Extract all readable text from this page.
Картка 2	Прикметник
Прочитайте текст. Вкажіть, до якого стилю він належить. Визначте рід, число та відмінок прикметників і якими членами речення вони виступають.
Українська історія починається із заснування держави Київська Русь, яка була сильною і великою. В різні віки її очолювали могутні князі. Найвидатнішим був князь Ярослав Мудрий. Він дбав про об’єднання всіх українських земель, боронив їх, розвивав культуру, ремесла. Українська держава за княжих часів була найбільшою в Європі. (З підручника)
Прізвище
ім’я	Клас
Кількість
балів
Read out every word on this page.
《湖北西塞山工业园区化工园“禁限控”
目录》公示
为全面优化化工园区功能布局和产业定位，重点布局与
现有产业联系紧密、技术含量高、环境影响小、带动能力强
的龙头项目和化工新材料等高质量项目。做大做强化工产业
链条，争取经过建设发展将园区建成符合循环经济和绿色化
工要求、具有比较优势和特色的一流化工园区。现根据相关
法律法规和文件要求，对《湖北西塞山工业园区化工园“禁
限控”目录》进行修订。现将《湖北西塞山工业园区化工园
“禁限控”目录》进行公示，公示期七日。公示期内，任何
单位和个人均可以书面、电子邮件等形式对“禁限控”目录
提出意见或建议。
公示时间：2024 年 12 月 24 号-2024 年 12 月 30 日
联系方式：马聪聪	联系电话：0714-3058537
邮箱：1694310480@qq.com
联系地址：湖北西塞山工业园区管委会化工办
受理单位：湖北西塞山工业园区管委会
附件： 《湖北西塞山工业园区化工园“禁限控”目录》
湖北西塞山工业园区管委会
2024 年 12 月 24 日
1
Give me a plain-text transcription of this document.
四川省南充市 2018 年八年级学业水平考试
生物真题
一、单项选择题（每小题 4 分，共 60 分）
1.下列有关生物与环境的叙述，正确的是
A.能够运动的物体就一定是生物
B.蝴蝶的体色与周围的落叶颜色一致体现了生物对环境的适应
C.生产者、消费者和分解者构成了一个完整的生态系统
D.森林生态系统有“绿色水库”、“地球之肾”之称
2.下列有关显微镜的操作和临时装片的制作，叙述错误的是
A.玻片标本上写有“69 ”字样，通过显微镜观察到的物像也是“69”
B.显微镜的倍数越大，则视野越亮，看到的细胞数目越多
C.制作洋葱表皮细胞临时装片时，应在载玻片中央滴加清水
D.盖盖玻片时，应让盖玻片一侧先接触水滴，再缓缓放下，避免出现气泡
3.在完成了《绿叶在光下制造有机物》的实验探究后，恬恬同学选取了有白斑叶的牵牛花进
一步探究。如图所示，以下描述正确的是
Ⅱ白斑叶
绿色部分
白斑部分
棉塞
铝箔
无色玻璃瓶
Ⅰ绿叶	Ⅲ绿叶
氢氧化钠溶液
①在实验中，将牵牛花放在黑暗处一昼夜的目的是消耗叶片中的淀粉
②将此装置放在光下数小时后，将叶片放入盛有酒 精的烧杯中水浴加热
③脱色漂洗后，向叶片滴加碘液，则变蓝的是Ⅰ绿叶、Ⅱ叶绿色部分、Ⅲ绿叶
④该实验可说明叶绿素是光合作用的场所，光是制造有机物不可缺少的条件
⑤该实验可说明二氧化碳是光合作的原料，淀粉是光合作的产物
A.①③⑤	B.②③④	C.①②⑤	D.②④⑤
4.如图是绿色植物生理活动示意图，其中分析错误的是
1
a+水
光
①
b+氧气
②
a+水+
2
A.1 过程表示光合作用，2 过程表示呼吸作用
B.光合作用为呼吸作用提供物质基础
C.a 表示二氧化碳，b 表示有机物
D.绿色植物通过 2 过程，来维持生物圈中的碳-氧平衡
==================================================
== TASK DIRECTIONS ==
Every entry must be retyped in full, exactly as given.

== TASK RESPONSE ==
Extract all readable text from this page.
Картка 2	Прикметник
Прочитайте текст. Вкажіть, до якого стилю він належить. Визначте рід, число та відмінок прикметників і якими членами речення вони виступають.
Українська історія починається із заснування держави Київська Русь, яка була сильною і великою. В різні віки її очолювали могутні князі. Найвидатнішим був князь Ярослав Мудрий. Він дбав про об’єднання всіх українських земель, боронив їх, розвивав культуру, ремесла. Українська держава за княжих часів була найбільшою в Європі. (З підручника)
Прізвище
ім’я	Клас
Кількість
балів
Read out every word on this page.
《湖北西塞山工业园区化工园“禁限控”
目录》公示
为全面优化化工园区功能布局和产业定位，重点布局与
现有产业联系紧密、技术含量高、环境影响小、带动能力强
的龙头项目和化工新材料等高质量项目。做大做强化工产业
链条，争取经过建设发展将园区建成符合循环经济和绿色化
工要求、具有比较优势和特色的一流化工园区。现根据相关
法律法规和文件要求，对《湖北西塞山工业园区化工园“禁
限控”目录》进行修订。现将《湖北西塞山工业园区化工园
“禁限控”目录》进行公示，公示期七日。公示期内，任何
单位和个人均可以书面、电子邮件等形式对“禁限控”目录
提出意见或建议。
公示时间：2024 年 12 月 24 号-2024 年 12 月 30 日
联系方式：马聪聪	联系电话：0714-3058537
邮箱：1694310480@qq.com
联系地址：湖北西塞山工业园区管委会化工办
受理单位：湖北西塞山工业园区管委会
附件： 《湖北西塞山工业园区化工园“禁限控”目录》
湖北西塞山工业园区管委会
2024 年 12 月 24 日
1
Give me a plain-text transcription of this document.
四川省南充市 2018 年八年级学业水平考试
生物真题
一、单项选择题（每小题 4 分，共 60 分）
1.下列有关生物与环境的叙述，正确的是
A.能够运动的物体就一定是生物
B.蝴蝶的体色与周围的落叶颜色一致体现了生物对环境的适应
C.生产者、消费者和分解者构成了一个完整的生态系统
D.森林生态系统有“绿色水库”、“地球之肾”之称
2.下列有关显微镜的操作和临时装片的制作，叙述错误的是
A.玻片标本上写有“69 ”字样，通过显微镜观察到的物像也是“69”
B.显微镜的倍数越大，则视野越亮，看到的细胞数目越多
C.制作洋葱表皮细胞临时装片时，应在载玻片中央滴加清水
D.盖盖玻片时，应让盖玻片一侧先接触水滴，再缓缓放下，避免出现气泡
3.在完成了《绿叶在光下制造有机物》的实验探究后，恬恬同学选取了有白斑叶的牵牛花进
一步探究。如图所示，以下描述正确的是
Ⅱ白斑叶
绿色部分
白斑部分
棉塞
铝箔
无色玻璃瓶
Ⅰ绿叶	Ⅲ绿叶
氢氧化钠溶液
①在实验中，将牵牛花放在黑暗处一昼夜的目的是消耗叶片中的淀粉
②将此装置放在光下数小时后，将叶片放入盛有酒 精的烧杯中水浴加热
③脱色漂洗后，向叶片滴加碘液，则变蓝的是Ⅰ绿叶、Ⅱ叶绿色部分、Ⅲ绿叶
④该实验可说明叶绿素是光合作用的场所，光是制造有机物不可缺少的条件
⑤该实验可说明二氧化碳是光合作的原料，淀粉是光合作的产物
A.①③⑤	B.②③④	C.①②⑤	D.②④⑤
4.如图是绿色植物生理活动示意图，其中分析错误的是
1
a+水
光
①
b+氧气
②
a+水+
2
A.1 过程表示光合作用，2 过程表示呼吸作用
B.光合作用为呼吸作用提供物质基础
C.a 表示二氧化碳，b 表示有机物
D.绿色植物通过 2 过程，来维持生物圈中的碳-氧平衡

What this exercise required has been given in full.